GIVEN EXERCISE – Write the data out again, exactly as given.
## START INFORMATION SHOWN
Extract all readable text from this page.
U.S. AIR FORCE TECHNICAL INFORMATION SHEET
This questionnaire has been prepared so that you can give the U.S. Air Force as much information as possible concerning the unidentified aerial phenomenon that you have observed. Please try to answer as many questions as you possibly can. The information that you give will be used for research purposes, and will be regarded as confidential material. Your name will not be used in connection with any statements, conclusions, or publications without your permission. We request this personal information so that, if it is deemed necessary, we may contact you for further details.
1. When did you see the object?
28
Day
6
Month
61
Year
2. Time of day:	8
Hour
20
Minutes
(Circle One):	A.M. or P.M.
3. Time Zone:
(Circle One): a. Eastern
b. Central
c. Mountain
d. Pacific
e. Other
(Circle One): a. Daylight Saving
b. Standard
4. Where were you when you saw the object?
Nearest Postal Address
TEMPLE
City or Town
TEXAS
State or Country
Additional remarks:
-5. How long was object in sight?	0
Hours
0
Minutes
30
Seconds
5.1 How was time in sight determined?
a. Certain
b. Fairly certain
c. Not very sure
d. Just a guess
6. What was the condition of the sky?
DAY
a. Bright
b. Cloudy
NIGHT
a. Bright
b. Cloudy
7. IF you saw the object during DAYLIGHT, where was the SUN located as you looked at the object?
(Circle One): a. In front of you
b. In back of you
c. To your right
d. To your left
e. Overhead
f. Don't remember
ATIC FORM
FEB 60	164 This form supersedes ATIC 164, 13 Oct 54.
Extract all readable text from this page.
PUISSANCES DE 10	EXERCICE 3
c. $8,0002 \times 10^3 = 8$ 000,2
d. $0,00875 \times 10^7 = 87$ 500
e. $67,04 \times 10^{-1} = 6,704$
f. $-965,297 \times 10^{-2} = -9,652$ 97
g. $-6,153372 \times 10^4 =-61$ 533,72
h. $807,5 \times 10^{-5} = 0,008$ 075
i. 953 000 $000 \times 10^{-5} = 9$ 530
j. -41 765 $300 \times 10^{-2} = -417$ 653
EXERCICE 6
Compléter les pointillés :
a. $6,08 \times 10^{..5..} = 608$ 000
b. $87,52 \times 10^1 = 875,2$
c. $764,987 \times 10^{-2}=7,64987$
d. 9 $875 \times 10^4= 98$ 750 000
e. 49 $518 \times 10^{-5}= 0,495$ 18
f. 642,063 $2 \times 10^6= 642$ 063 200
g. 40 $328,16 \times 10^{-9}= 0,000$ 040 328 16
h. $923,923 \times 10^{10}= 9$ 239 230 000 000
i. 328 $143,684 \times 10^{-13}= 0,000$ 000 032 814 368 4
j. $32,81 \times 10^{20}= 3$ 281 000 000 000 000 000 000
## END INFORMATION SHOWN
RESULT OF THIS EXERCISE –
Extract all readable text from this page.
U.S. AIR FORCE TECHNICAL INFORMATION SHEET
This questionnaire has been prepared so that you can give the U.S. Air Force as much information as possible concerning the unidentified aerial phenomenon that you have observed. Please try to answer as many questions as you possibly can. The information that you give will be used for research purposes, and will be regarded as confidential material. Your name will not be used in connection with any statements, conclusions, or publications without your permission. We request this personal information so that, if it is deemed necessary, we may contact you for further details.
1. When did you see the object?
28
Day
6
Month
61
Year
2. Time of day:	8
Hour
20
Minutes
(Circle One):	A.M. or P.M.
3. Time Zone:
(Circle One): a. Eastern
b. Central
c. Mountain
d. Pacific
e. Other
(Circle One): a. Daylight Saving
b. Standard
4. Where were you when you saw the object?
Nearest Postal Address
TEMPLE
City or Town
TEXAS
State or Country
Additional remarks:
-5. How long was object in sight?	0
Hours
0
Minutes
30
Seconds
5.1 How was time in sight determined?
a. Certain
b. Fairly certain
c. Not very sure
d. Just a guess
6. What was the condition of the sky?
DAY
a. Bright
b. Cloudy
NIGHT
a. Bright
b. Cloudy
7. IF you saw the object during DAYLIGHT, where was the SUN located as you looked at the object?
(Circle One): a. In front of you
b. In back of you
c. To your right
d. To your left
e. Overhead
f. Don't remember
ATIC FORM
FEB 60	164 This form supersedes ATIC 164, 13 Oct 54.
Extract all readable text from this page.
PUISSANCES DE 10	EXERCICE 3
c. $8,0002 \times 10^3 = 8$ 000,2
d. $0,00875 \times 10^7 = 87$ 500
e. $67,04 \times 10^{-1} = 6,704$
f. $-965,297 \times 10^{-2} = -9,652$ 97
g. $-6,153372 \times 10^4 =-61$ 533,72
h. $807,5 \times 10^{-5} = 0,008$ 075
i. 953 000 $000 \times 10^{-5} = 9$ 530
j. -41 765 $300 \times 10^{-2} = -417$ 653
EXERCICE 6
Compléter les pointillés :
a. $6,08 \times 10^{..5..} = 608$ 000
b. $87,52 \times 10^1 = 875,2$
c. $764,987 \times 10^{-2}=7,64987$
d. 9 $875 \times 10^4= 98$ 750 000
e. 49 $518 \times 10^{-5}= 0,495$ 18
f. 642,063 $2 \times 10^6= 642$ 063 200
g. 40 $328,16 \times 10^{-9}= 0,000$ 040 328 16
h. $923,923 \times 10^{10}= 9$ 239 230 000 000
i. 328 $143,684 \times 10^{-13}= 0,000$ 000 032 814 368 4
j. $32,81 \times 10^{20}= 3$ 281 000 000 000 000 000 000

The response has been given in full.